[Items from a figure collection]
+ + +
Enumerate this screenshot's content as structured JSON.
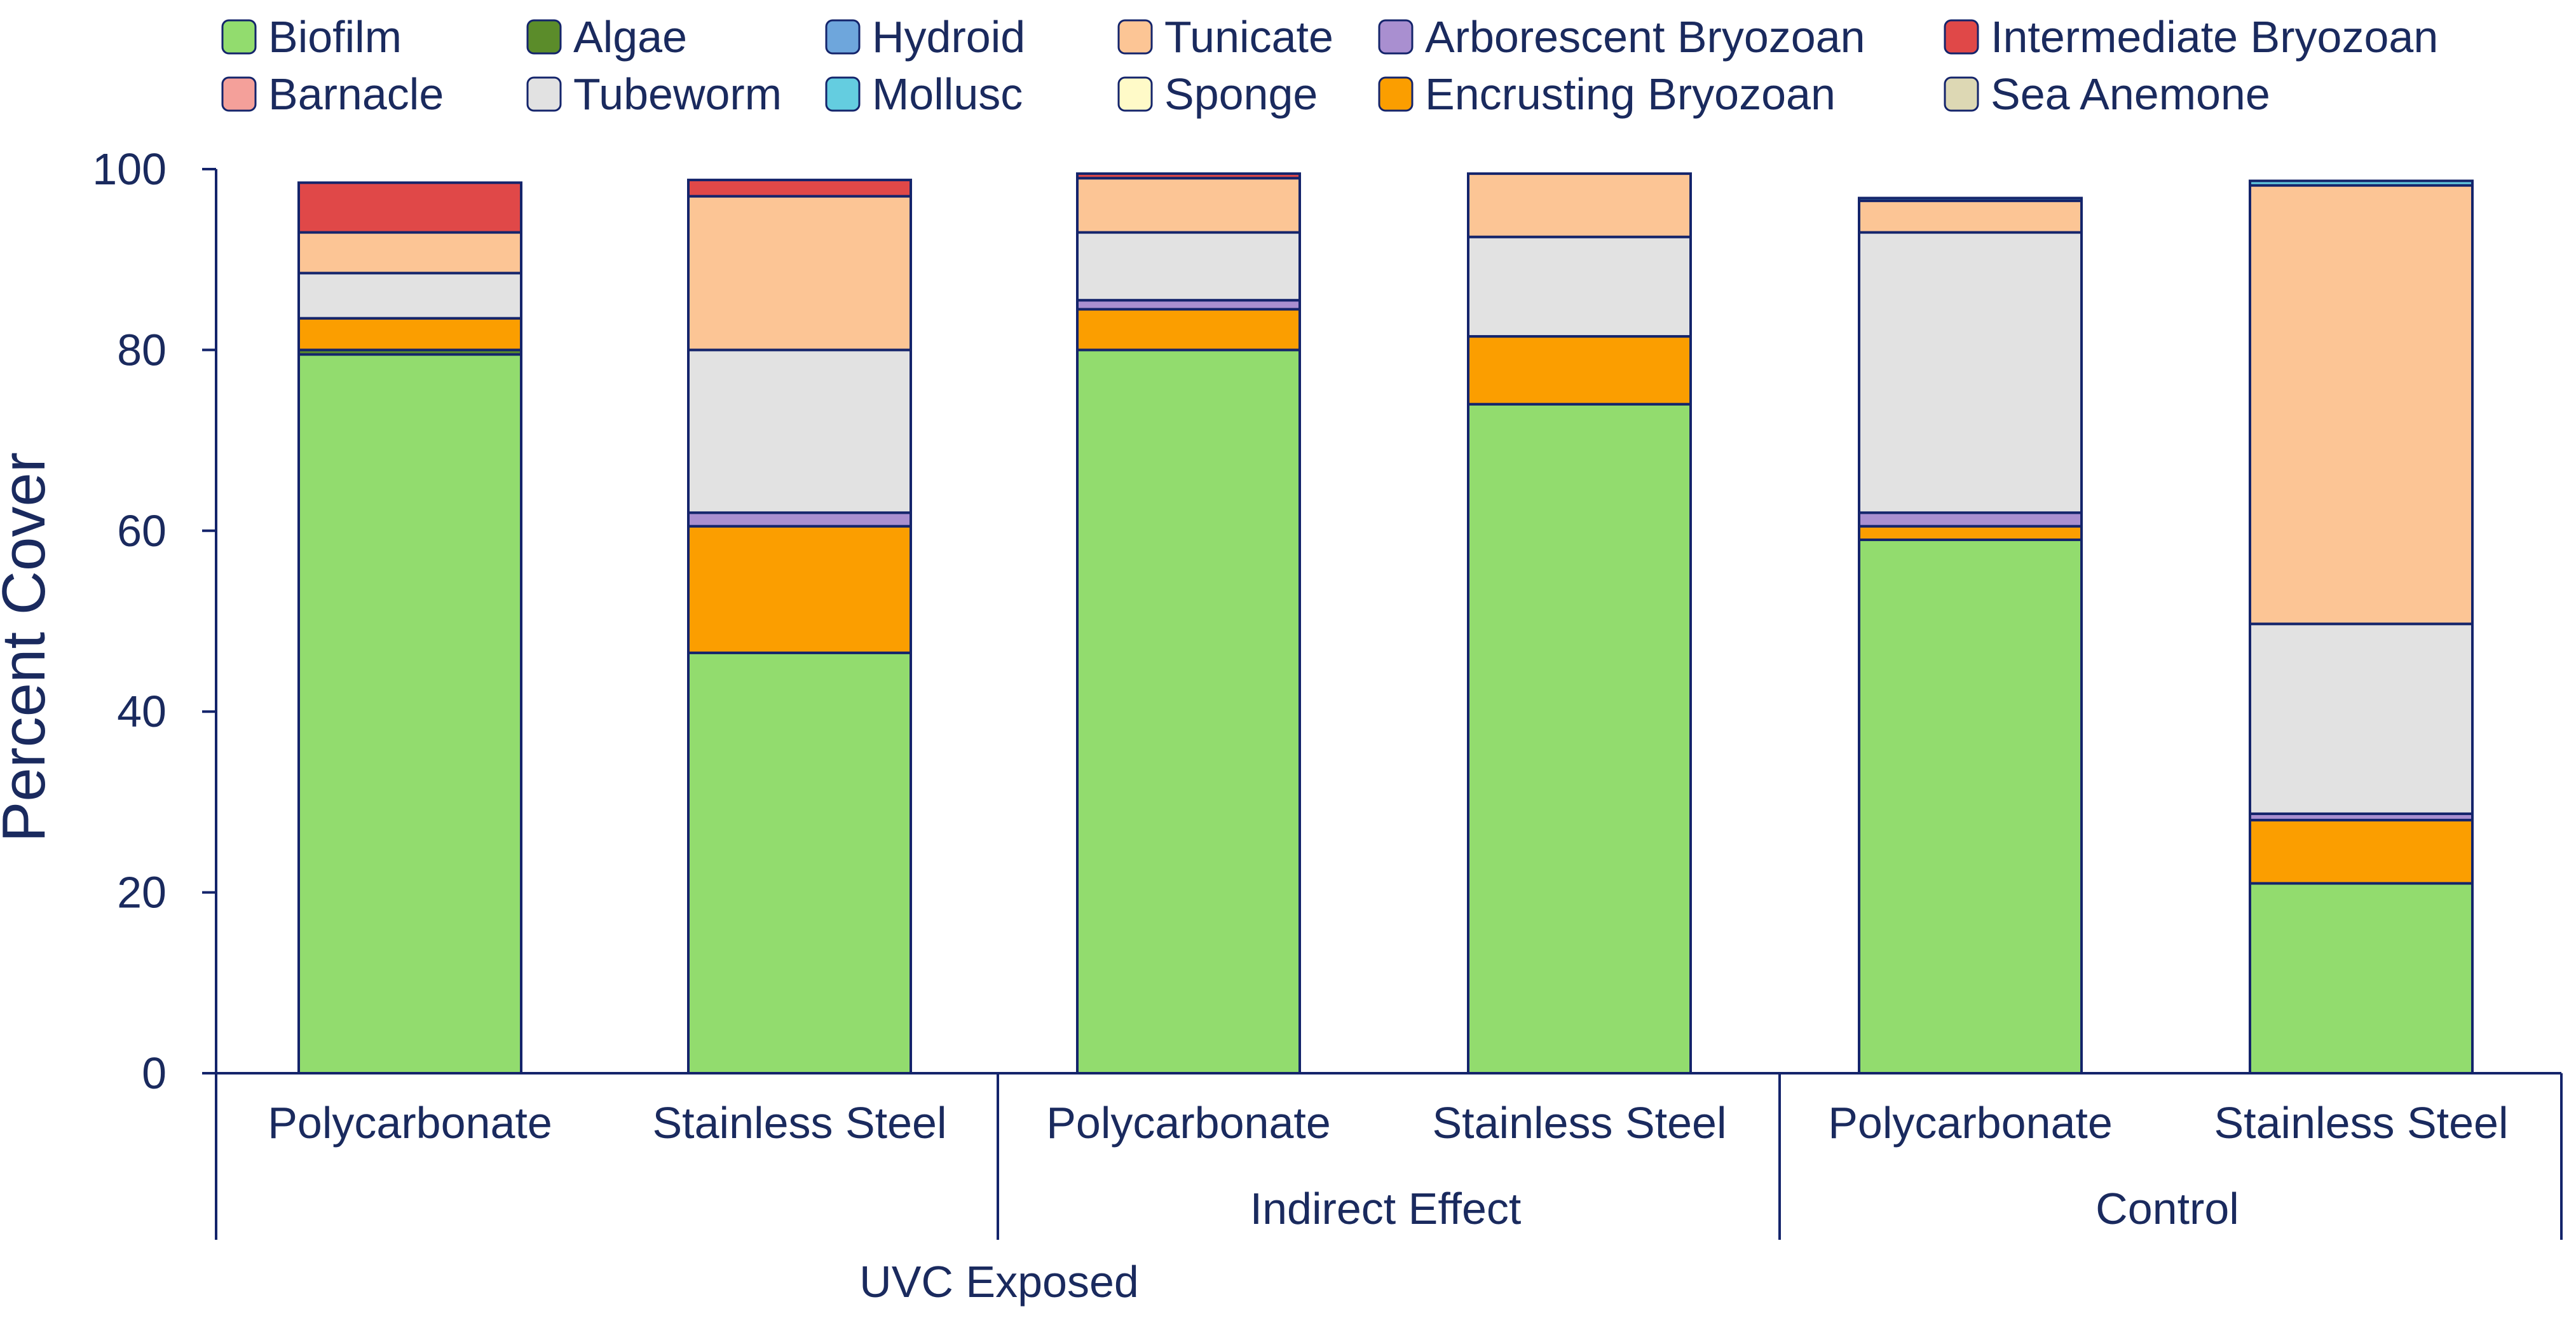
{
  "chart_data": {
    "type": "bar",
    "stacked": true,
    "ylabel": "Percent Cover",
    "xlabel": "",
    "ylim": [
      0,
      100
    ],
    "yticks": [
      0,
      20,
      40,
      60,
      80,
      100
    ],
    "grid": false,
    "legend_position": "top",
    "groups": [
      {
        "name": "UVC Exposed",
        "bars": [
          "Polycarbonate",
          "Stainless Steel"
        ]
      },
      {
        "name": "Indirect Effect",
        "bars": [
          "Polycarbonate",
          "Stainless Steel"
        ]
      },
      {
        "name": "Control",
        "bars": [
          "Polycarbonate",
          "Stainless Steel"
        ]
      }
    ],
    "categories": [
      "Polycarbonate",
      "Stainless Steel",
      "Polycarbonate",
      "Stainless Steel",
      "Polycarbonate",
      "Stainless Steel"
    ],
    "series": [
      {
        "name": "Biofilm",
        "color": "#92dc6e",
        "values": [
          79.5,
          46.5,
          80.0,
          74.0,
          59.0,
          21.0
        ]
      },
      {
        "name": "Barnacle",
        "color": "#f4a09a",
        "values": [
          0.0,
          0.0,
          0.0,
          0.0,
          0.0,
          0.0
        ]
      },
      {
        "name": "Algae",
        "color": "#5b8c2a",
        "values": [
          0.5,
          0.0,
          0.0,
          0.0,
          0.0,
          0.0
        ]
      },
      {
        "name": "Tubeworm",
        "color": "#e2e2e2",
        "values": [
          5.0,
          18.0,
          7.5,
          11.0,
          31.0,
          21.0
        ]
      },
      {
        "name": "Hydroid",
        "color": "#6ea6dc",
        "values": [
          0.0,
          0.0,
          0.0,
          0.0,
          0.0,
          0.0
        ]
      },
      {
        "name": "Mollusc",
        "color": "#64cde0",
        "values": [
          0.0,
          0.0,
          0.0,
          0.0,
          0.3,
          0.5
        ]
      },
      {
        "name": "Tunicate",
        "color": "#fcc595",
        "values": [
          4.5,
          17.0,
          6.0,
          7.0,
          3.5,
          48.5
        ]
      },
      {
        "name": "Sponge",
        "color": "#fffac8",
        "values": [
          0.0,
          0.0,
          0.0,
          0.0,
          0.0,
          0.0
        ]
      },
      {
        "name": "Arborescent Bryozoan",
        "color": "#a98fd0",
        "values": [
          0.0,
          1.5,
          1.0,
          0.0,
          1.5,
          0.7
        ]
      },
      {
        "name": "Encrusting Bryozoan",
        "color": "#fb9e00",
        "values": [
          3.5,
          14.0,
          4.5,
          7.5,
          1.5,
          7.0
        ]
      },
      {
        "name": "Intermediate Bryozoan",
        "color": "#e04848",
        "values": [
          5.5,
          1.8,
          0.5,
          0.0,
          0.0,
          0.0
        ]
      },
      {
        "name": "Sea Anemone",
        "color": "#ddd8b4",
        "values": [
          0.0,
          0.0,
          0.0,
          0.0,
          0.0,
          0.0
        ]
      }
    ],
    "stack_order": [
      "Biofilm",
      "Algae",
      "Encrusting Bryozoan",
      "Arborescent Bryozoan",
      "Barnacle",
      "Tubeworm",
      "Tunicate",
      "Sponge",
      "Intermediate Bryozoan",
      "Mollusc",
      "Hydroid",
      "Sea Anemone"
    ],
    "legend_order": [
      "Biofilm",
      "Algae",
      "Hydroid",
      "Tunicate",
      "Arborescent Bryozoan",
      "Intermediate Bryozoan",
      "Barnacle",
      "Tubeworm",
      "Mollusc",
      "Sponge",
      "Encrusting Bryozoan",
      "Sea Anemone"
    ],
    "outline_color": "#14246b",
    "text_color": "#1a2a5e"
  }
}
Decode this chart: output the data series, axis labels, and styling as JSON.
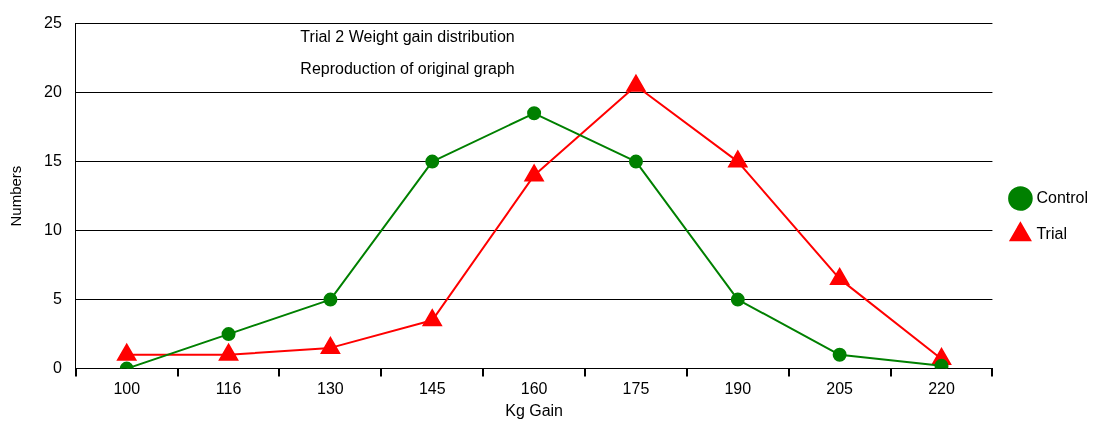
+ + +
■ Stated goal
State how many lines hold the word "JSON". The number is the whole answer.

■ Response
2